* Start Provided data *

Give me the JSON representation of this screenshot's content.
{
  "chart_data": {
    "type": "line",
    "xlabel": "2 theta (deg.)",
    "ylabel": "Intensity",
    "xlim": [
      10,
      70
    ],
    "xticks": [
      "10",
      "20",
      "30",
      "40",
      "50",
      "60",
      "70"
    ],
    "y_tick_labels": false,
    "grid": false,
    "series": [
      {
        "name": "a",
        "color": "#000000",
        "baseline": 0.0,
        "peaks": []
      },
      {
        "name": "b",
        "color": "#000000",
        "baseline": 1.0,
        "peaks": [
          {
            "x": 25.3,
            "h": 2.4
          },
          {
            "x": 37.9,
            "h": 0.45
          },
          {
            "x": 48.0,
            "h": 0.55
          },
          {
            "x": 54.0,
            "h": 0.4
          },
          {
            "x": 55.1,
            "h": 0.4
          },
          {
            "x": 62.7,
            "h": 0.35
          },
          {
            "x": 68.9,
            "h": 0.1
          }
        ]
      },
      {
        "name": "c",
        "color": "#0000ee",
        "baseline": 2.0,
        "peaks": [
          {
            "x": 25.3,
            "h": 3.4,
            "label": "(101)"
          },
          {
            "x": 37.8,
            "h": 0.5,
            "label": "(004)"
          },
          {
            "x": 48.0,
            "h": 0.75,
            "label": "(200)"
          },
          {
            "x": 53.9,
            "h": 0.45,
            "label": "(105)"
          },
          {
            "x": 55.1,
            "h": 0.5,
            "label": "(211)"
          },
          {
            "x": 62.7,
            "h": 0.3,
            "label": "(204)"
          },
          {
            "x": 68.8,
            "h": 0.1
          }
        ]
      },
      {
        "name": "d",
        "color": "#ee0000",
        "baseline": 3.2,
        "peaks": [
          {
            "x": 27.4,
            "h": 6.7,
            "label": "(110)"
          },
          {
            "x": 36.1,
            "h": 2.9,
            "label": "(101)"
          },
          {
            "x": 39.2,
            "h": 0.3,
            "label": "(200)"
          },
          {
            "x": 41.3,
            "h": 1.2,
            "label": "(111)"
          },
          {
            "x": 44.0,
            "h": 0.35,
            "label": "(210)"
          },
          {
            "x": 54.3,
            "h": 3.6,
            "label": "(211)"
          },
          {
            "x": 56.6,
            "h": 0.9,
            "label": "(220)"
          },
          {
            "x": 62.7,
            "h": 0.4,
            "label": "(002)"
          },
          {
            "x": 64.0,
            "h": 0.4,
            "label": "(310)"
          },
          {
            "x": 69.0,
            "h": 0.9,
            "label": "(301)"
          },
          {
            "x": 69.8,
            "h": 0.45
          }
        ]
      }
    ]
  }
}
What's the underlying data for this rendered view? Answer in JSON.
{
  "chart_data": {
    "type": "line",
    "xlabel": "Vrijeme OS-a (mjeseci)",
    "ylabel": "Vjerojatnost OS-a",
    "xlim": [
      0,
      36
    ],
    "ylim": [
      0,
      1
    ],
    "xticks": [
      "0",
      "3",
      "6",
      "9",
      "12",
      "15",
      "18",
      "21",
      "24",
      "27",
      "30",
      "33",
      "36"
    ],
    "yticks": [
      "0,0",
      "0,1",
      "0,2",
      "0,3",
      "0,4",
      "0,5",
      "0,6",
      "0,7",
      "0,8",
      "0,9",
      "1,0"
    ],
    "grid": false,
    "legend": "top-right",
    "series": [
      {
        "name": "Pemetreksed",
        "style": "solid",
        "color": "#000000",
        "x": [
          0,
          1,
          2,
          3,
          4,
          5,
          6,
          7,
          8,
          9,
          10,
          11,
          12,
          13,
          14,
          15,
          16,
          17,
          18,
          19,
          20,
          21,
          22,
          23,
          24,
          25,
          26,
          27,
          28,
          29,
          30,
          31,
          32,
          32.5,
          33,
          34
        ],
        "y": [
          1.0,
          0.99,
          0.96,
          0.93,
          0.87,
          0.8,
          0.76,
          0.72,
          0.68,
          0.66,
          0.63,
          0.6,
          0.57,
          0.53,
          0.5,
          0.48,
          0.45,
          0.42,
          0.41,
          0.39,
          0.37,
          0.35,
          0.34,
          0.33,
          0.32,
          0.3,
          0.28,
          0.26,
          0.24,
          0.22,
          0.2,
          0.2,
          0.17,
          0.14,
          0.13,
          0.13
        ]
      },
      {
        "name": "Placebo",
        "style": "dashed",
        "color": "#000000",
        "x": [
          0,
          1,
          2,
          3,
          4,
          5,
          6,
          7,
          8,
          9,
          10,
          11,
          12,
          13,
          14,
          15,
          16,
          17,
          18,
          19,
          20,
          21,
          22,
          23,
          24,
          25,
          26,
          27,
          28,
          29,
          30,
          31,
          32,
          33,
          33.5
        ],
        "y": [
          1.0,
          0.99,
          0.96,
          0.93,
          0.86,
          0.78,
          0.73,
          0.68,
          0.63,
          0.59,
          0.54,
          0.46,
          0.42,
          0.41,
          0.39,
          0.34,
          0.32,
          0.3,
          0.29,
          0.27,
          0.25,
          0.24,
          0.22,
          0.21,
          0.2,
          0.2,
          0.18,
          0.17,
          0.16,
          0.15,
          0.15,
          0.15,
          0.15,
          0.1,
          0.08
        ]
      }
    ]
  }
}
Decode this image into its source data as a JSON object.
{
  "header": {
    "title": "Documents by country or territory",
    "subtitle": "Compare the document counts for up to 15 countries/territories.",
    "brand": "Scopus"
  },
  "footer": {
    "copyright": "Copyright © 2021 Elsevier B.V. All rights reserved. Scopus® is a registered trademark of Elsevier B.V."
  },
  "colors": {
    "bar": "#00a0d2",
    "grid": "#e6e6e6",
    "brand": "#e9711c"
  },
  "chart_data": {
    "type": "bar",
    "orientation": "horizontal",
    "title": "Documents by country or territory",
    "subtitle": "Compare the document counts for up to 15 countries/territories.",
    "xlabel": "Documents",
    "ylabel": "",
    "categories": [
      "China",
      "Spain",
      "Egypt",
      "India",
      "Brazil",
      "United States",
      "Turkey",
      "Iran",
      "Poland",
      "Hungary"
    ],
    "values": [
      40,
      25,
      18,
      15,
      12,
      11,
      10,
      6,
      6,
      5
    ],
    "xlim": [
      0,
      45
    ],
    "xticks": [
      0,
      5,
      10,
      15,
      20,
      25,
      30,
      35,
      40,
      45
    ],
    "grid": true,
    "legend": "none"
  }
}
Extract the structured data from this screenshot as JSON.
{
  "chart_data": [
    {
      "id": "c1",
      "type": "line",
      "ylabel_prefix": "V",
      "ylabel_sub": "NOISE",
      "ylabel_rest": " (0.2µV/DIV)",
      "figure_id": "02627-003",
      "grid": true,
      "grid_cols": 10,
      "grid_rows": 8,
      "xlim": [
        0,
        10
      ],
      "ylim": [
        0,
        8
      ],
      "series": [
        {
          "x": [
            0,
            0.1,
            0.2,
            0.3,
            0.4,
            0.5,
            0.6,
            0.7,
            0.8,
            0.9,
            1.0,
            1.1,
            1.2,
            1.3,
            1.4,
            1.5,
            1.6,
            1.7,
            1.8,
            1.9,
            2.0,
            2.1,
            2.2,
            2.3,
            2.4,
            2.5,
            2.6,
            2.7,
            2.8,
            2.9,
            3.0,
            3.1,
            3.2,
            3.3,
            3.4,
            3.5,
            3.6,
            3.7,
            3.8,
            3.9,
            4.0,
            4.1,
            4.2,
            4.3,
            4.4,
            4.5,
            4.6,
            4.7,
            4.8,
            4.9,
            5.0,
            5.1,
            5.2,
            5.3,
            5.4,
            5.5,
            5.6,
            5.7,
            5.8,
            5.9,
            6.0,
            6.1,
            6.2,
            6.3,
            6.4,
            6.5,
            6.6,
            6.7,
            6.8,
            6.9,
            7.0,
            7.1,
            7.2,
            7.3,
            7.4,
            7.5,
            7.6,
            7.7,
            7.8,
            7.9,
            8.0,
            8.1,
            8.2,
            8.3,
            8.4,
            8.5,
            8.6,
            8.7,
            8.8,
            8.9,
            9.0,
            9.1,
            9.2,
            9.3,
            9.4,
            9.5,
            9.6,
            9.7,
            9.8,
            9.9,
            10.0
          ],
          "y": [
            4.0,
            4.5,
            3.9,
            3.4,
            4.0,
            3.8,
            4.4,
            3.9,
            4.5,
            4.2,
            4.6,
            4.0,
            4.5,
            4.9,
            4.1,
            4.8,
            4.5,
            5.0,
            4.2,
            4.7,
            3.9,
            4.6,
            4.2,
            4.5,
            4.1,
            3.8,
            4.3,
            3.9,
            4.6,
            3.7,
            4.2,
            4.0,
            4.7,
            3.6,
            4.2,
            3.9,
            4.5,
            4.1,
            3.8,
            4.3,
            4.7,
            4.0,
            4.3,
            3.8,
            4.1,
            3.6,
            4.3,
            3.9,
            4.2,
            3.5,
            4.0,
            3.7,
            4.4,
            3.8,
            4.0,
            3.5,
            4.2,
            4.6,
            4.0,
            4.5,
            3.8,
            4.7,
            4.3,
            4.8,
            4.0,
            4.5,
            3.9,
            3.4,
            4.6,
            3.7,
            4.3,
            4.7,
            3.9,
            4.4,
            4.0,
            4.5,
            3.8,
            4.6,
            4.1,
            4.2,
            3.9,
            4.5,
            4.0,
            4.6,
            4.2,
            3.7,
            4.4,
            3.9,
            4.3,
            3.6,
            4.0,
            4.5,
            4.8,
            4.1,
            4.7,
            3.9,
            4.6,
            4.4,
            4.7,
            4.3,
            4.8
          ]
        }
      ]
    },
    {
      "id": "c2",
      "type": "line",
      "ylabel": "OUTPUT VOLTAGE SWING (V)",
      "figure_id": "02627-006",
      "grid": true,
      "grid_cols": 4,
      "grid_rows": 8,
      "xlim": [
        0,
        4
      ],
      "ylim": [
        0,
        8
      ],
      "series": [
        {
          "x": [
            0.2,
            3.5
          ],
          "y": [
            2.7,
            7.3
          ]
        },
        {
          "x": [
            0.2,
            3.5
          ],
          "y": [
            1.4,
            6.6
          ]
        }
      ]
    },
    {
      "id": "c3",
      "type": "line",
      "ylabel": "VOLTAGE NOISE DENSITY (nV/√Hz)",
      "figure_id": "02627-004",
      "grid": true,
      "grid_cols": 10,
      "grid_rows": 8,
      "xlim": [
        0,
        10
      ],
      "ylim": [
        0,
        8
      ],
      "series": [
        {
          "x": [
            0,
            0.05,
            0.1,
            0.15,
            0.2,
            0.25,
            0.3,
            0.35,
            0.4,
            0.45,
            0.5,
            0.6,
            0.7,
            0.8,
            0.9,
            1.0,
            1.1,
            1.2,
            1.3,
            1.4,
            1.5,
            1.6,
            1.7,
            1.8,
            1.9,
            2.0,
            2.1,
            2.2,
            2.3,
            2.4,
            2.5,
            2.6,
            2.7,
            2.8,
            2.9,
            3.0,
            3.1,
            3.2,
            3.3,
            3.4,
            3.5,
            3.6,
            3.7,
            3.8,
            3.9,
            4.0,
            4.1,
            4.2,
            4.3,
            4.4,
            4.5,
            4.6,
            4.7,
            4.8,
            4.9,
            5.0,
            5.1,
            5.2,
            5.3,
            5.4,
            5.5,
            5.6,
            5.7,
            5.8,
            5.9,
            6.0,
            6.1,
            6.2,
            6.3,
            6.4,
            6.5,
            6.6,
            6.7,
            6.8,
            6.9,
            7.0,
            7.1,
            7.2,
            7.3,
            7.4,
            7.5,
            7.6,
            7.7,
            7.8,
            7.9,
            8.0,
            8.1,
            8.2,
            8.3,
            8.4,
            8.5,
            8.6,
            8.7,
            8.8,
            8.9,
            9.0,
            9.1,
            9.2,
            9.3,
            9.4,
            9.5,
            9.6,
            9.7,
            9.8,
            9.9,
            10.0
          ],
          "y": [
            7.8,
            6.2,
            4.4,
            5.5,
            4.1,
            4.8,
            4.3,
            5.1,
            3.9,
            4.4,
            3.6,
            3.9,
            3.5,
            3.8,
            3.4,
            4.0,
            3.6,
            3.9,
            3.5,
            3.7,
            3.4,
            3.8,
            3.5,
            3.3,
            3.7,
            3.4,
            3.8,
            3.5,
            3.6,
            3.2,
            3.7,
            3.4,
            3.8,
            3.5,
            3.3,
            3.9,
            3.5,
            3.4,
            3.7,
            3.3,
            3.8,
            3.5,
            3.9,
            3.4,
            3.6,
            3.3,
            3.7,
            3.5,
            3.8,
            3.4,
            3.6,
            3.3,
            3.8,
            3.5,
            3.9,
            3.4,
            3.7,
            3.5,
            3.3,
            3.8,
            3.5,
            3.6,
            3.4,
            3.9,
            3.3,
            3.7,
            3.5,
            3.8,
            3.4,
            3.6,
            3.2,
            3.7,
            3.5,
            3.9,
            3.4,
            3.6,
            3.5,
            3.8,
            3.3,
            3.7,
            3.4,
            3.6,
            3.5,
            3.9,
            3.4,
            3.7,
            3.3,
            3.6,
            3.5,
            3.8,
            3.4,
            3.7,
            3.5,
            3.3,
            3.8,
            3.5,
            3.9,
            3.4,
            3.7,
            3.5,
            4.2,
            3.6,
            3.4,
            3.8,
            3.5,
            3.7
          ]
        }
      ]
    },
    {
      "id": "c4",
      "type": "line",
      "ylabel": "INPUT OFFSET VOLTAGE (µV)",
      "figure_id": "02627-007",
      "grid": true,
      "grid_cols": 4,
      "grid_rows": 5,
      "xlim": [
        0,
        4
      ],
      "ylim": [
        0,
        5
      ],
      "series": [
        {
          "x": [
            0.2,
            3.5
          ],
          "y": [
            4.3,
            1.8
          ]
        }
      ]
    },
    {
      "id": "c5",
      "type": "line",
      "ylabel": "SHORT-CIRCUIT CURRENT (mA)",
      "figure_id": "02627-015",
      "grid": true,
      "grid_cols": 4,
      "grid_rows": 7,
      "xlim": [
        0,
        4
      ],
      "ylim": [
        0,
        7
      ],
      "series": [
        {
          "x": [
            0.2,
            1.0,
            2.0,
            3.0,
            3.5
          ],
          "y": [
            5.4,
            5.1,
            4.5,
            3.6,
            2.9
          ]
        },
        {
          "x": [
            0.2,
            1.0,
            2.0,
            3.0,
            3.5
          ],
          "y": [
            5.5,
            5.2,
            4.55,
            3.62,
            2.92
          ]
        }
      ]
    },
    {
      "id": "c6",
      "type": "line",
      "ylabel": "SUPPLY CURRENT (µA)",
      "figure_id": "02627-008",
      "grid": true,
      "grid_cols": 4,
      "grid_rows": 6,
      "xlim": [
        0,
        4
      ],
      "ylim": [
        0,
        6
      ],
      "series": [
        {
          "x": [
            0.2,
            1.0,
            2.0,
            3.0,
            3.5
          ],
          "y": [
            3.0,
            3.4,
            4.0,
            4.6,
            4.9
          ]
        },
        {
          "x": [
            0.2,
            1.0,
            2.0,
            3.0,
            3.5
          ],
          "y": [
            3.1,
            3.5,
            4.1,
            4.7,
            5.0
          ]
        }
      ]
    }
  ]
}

* End Provided data *

● **Exercise**
Scan the listing above. Gather each line that contains the word "VOLTAGE".

● **Written reply**
      "ylabel": "OUTPUT VOLTAGE SWING (V)",
      "ylabel": "VOLTAGE NOISE DENSITY (nV/√Hz)",
      "ylabel": "INPUT OFFSET VOLTAGE (µV)",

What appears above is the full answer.